■ INFORMATION GIVEN
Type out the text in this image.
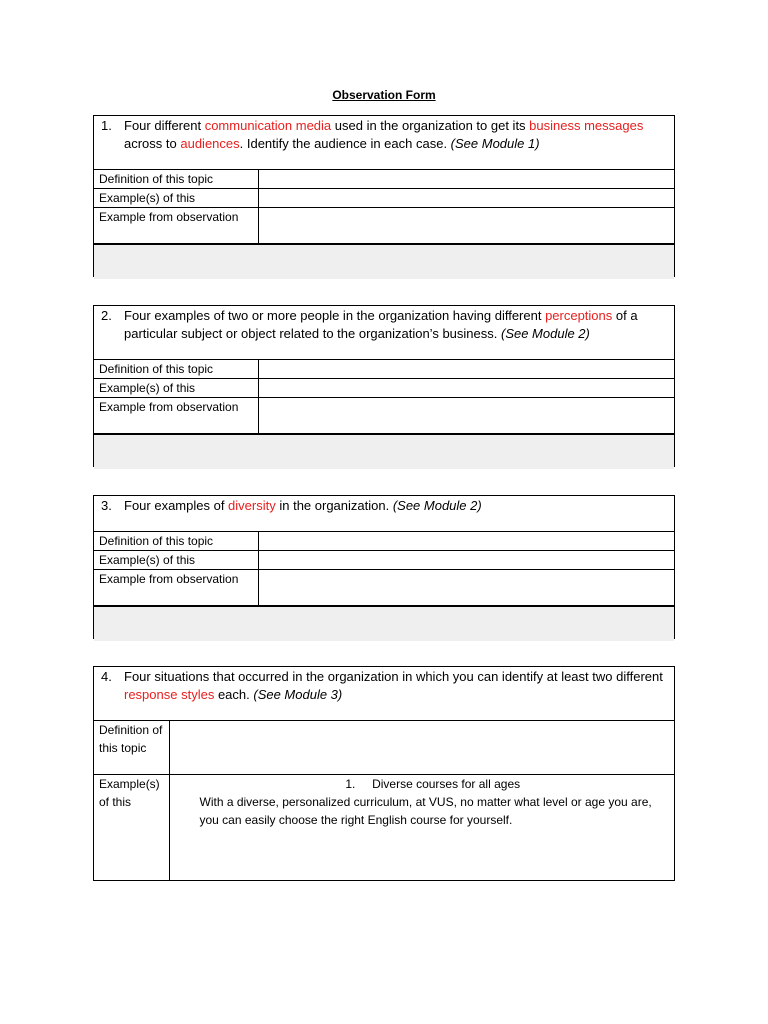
Observation Form
1. Four different communication media used in the organization to get its business messages across to audiences. Identify the audience in each case. (See Module 1)
Definition of this topic	
Example(s) of this	
Example from observation	
2. Four examples of two or more people in the organization having different perceptions of a particular subject or object related to the organization’s business. (See Module 2)
Definition of this topic	
Example(s) of this	
Example from observation	
3. Four examples of diversity in the organization. (See Module 2)
Definition of this topic	
Example(s) of this	
Example from observation	
4. Four situations that occurred in the organization in which you can identify at least two different response styles each. (See Module 3)
Definition of this topic	
Example(s) of this	1. Diverse courses for all ages
With a diverse, personalized curriculum, at VUS, no matter what level or age you are, you can easily choose the right English course for yourself.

■ TASK DESCRIPTION
Which lines hold the word "examples"? Show each one.

■ TASK RESPONSE
2. Four examples of two or more people in the organization having different perceptions of a particular subject or object related to the organization’s business. (See Module 2)
3. Four examples of diversity in the organization. (See Module 2)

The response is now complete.